**TEXTAUSZUG**
::::::::

Gegen die Don-Brückenköpfe von Serafimowitsch und Kletskaja wurden im November wiederholt Luftangriffe geflogen, von den wenigen verbliebenen Kampf- und Sturzkampfgruppen der Luftflotte 4. Weitere Meldungen von Aufklärungsflügen trafen ein, so zB über lange Panzerkolonnen auf dem Marsch in die Brückenköpfe (13.11.1942). Die verbliebenen Luftwaffen-Kräfte reichten aber weder zur wirkungsvollen Bombardierung der Brùckenköpfe, noch zur Abschnürung des Rückraumes. Das KG1 mit Flugmuster Ju8, das noch im Oktober die Bahnlinien weit hinter der Front vor der 6. Armee und damit indirekt die Vorverlegungen der Roten Armee bekämpfte, wurde zum Mittelabschnitt Orscha/ Rshew an einen anderen Brennpunkt abgezogen. Die um Stalingrad verbliebenen Stuka-Gruppen taugten dagegen nicht zum operativen Luftkrieg weit hinter der Front.

::::::::

**ERFASSTE ANGABEN**
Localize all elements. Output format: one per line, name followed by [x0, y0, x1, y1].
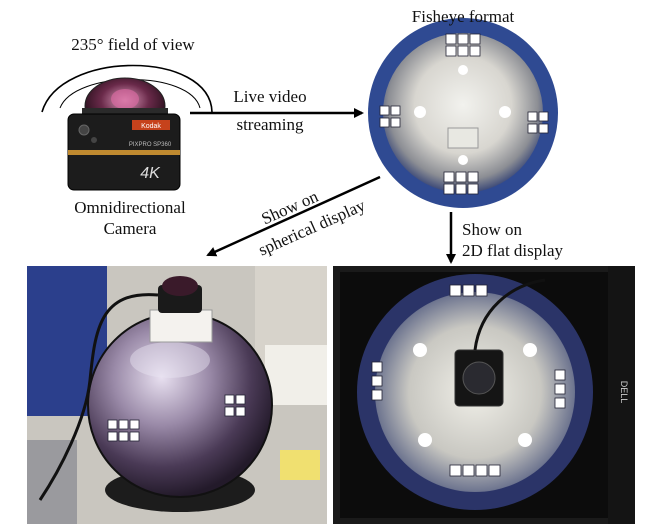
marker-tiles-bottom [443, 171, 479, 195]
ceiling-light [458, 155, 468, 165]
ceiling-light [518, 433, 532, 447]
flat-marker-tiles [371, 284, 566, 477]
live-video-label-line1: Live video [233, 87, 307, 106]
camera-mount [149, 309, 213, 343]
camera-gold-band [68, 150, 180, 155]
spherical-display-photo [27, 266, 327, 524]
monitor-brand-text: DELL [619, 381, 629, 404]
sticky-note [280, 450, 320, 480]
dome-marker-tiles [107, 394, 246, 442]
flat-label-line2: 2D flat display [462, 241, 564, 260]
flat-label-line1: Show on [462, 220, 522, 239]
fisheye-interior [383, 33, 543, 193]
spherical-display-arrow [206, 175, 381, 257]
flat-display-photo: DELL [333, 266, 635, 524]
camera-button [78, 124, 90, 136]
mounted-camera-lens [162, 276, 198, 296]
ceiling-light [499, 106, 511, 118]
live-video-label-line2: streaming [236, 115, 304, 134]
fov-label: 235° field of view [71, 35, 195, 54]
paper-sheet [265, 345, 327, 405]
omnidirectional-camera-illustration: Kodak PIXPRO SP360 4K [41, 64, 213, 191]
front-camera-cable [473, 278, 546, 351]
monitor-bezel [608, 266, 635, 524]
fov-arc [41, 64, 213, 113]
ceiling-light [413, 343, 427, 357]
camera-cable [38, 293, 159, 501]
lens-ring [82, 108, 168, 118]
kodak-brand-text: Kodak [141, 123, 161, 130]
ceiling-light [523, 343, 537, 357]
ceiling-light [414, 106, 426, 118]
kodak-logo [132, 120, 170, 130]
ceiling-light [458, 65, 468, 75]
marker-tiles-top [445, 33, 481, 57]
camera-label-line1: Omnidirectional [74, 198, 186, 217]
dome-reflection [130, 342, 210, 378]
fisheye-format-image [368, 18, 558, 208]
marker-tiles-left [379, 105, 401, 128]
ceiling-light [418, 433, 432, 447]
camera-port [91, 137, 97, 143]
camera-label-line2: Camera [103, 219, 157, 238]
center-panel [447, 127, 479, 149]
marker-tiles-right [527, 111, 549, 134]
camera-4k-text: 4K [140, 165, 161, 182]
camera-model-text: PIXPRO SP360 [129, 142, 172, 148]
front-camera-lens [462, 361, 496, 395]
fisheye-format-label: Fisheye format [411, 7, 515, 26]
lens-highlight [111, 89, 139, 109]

::::::::

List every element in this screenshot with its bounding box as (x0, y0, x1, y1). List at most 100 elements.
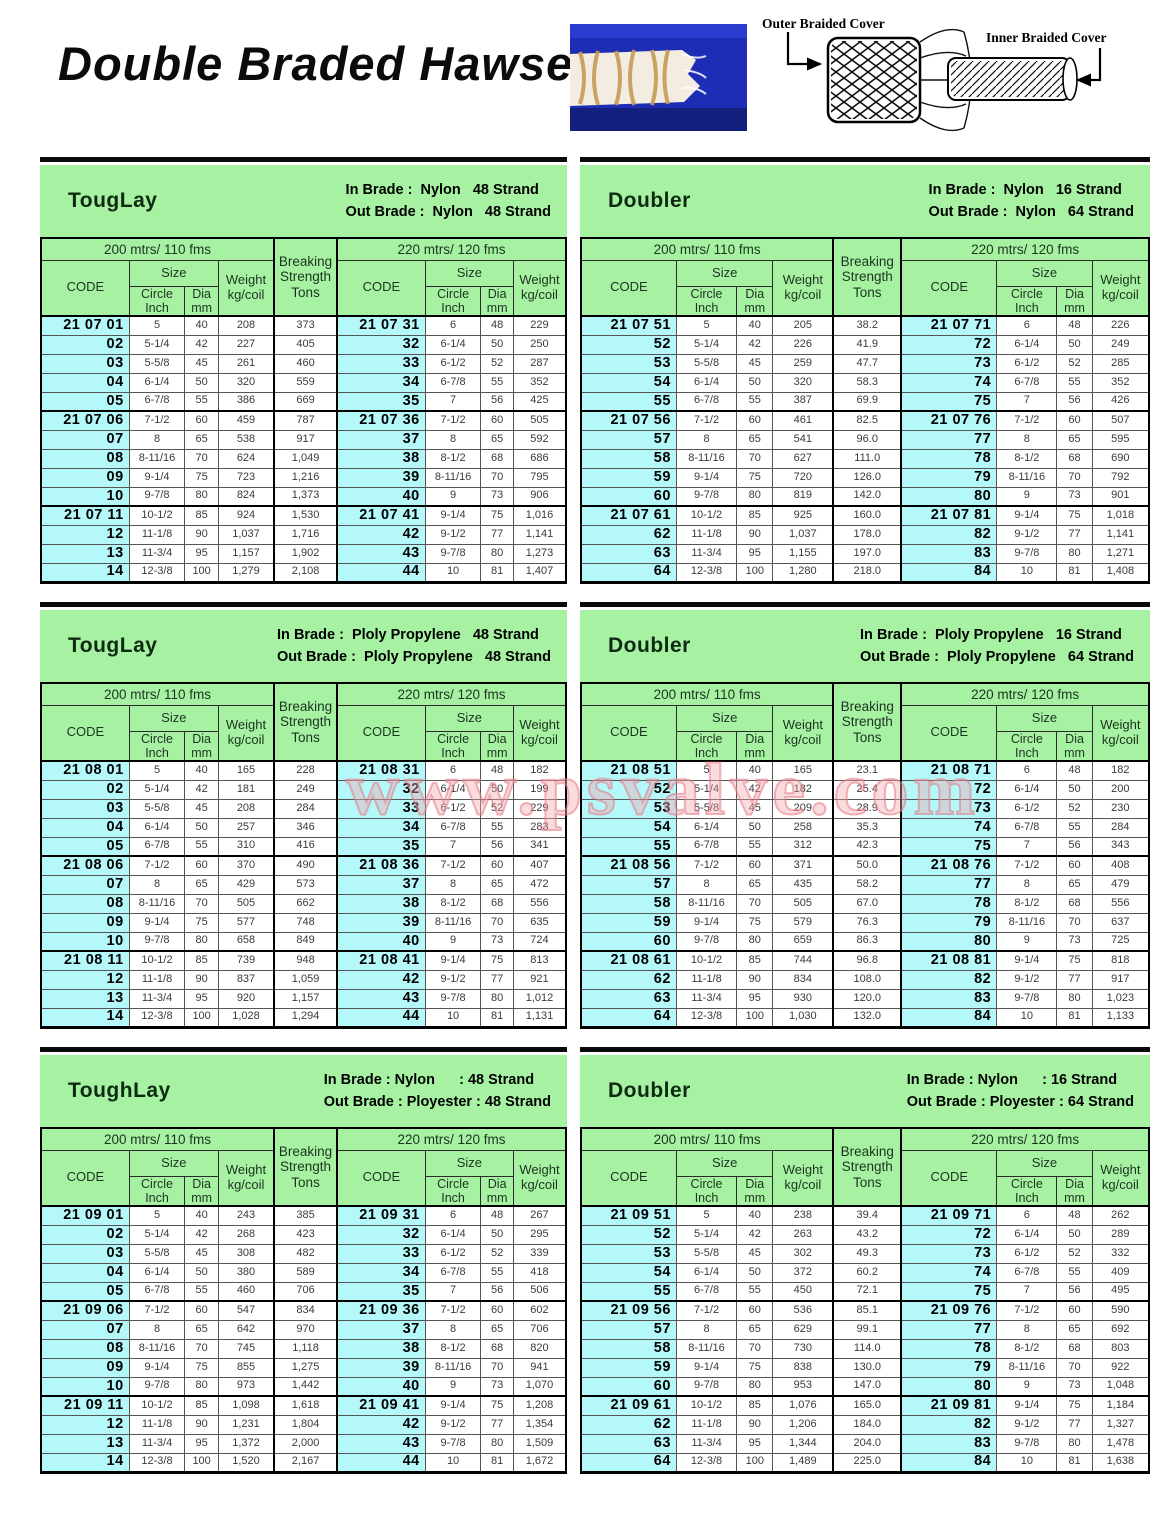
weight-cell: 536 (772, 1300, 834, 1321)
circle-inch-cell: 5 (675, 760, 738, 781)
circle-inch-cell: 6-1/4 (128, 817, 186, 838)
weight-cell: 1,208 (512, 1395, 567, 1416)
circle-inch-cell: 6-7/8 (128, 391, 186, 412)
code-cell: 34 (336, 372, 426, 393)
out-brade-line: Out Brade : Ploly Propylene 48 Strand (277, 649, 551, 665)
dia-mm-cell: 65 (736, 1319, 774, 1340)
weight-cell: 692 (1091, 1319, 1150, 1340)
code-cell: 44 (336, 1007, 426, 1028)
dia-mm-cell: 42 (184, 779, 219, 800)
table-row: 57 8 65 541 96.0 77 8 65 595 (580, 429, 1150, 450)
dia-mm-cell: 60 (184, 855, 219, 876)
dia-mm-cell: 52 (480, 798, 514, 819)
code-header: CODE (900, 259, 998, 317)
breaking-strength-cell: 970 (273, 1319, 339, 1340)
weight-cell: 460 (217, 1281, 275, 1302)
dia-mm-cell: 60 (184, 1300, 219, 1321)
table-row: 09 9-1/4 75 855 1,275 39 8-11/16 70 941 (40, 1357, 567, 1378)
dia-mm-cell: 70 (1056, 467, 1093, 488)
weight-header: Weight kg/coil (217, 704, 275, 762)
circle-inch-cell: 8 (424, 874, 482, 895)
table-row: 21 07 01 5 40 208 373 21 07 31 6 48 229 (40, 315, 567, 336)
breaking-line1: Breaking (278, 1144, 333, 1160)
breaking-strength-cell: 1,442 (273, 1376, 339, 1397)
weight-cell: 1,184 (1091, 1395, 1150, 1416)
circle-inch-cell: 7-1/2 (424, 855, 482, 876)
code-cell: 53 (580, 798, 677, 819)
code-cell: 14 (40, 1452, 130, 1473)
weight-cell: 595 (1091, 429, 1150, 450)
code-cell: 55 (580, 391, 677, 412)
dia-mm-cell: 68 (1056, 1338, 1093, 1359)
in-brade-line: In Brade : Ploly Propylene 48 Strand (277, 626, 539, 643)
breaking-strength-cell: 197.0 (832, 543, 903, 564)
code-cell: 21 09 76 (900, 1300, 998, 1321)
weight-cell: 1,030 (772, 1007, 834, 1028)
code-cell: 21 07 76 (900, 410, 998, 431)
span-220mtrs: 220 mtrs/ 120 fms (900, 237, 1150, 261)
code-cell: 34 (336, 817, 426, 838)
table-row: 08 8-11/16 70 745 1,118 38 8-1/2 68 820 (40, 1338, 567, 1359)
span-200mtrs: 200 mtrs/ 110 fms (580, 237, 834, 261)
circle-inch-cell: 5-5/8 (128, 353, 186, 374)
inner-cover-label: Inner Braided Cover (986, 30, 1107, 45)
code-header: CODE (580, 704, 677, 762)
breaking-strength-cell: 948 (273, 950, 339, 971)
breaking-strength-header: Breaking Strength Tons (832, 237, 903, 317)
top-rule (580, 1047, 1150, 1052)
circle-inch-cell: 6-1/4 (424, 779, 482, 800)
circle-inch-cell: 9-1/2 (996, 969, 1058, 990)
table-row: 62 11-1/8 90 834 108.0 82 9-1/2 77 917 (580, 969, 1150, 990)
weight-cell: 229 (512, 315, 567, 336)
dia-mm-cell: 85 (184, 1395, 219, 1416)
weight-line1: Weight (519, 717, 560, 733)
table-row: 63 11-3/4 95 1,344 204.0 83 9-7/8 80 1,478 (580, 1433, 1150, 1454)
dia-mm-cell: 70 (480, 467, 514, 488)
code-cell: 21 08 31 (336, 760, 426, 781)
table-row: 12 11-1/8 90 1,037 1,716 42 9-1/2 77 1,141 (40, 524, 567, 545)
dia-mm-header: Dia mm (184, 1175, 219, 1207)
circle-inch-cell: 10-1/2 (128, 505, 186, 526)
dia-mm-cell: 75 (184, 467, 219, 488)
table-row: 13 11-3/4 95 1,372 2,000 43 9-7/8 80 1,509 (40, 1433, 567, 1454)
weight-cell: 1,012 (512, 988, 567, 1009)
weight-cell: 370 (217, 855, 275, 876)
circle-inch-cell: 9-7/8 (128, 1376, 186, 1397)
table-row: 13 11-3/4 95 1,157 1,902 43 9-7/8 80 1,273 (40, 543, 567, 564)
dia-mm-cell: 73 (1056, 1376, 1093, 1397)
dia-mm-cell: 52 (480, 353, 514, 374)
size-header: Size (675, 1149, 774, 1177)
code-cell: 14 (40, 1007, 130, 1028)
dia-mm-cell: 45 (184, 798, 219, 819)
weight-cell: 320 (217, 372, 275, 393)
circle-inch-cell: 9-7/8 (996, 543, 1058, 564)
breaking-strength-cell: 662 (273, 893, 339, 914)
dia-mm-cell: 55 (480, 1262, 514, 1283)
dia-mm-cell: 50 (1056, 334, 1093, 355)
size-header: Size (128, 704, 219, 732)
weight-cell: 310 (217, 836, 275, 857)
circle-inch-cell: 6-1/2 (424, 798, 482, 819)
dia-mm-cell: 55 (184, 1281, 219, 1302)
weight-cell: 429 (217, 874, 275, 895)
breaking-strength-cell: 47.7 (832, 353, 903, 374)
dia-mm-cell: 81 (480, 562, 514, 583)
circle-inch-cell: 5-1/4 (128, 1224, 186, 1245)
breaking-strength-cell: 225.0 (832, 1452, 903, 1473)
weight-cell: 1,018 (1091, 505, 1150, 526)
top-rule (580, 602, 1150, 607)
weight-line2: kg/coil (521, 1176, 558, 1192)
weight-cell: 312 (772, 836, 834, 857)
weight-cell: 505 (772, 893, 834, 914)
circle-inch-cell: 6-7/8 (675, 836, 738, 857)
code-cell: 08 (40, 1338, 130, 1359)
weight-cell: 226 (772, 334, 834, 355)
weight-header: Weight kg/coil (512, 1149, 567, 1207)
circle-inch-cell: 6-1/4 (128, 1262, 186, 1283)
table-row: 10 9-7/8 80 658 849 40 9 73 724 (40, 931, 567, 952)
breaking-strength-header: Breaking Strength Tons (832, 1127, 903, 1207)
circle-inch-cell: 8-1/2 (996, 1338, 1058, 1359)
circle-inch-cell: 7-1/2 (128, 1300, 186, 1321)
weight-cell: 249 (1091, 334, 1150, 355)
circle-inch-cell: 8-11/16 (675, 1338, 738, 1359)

::::::::

**AUFGABE**
Fasse den Absatz im Textauszug, der mit „Gegen die Don-Brückenköpfe“ beginnt, als Stichpunktliste zusammen. Die Einträge sind eigenständiges Material und gehören nicht zum Textauszug.

**VOLLSTÄNDIGE ANTWORT**
- Im November flogen die wenigen verbliebenen Kampf- und Sturzkampfgruppen der Luftflotte 4 wiederholt Luftangriffe gegen die Don-Brückenköpfe von Serafimowitsch und Kletskaja.
- Aufklärungsflüge meldeten unter anderem am 13.11.1942 lange Panzerkolonnen auf dem Marsch in die Brückenköpfe.
- Die verbliebenen Luftwaffen-Kräfte reichten weder für eine wirkungsvolle Bombardierung der Brückenköpfe noch für die Abschnürung des Rückraums.
- Das KG1 hatte im Oktober noch Bahnlinien weit hinter der Front vor der 6. Armee bekämpft. Es wurde zum Mittelabschnitt Orscha/Rshew abgezogen.
- Die um Stalingrad verbliebenen Stuka-Gruppen taugten nicht für den operativen Luftkrieg weit hinter der Front.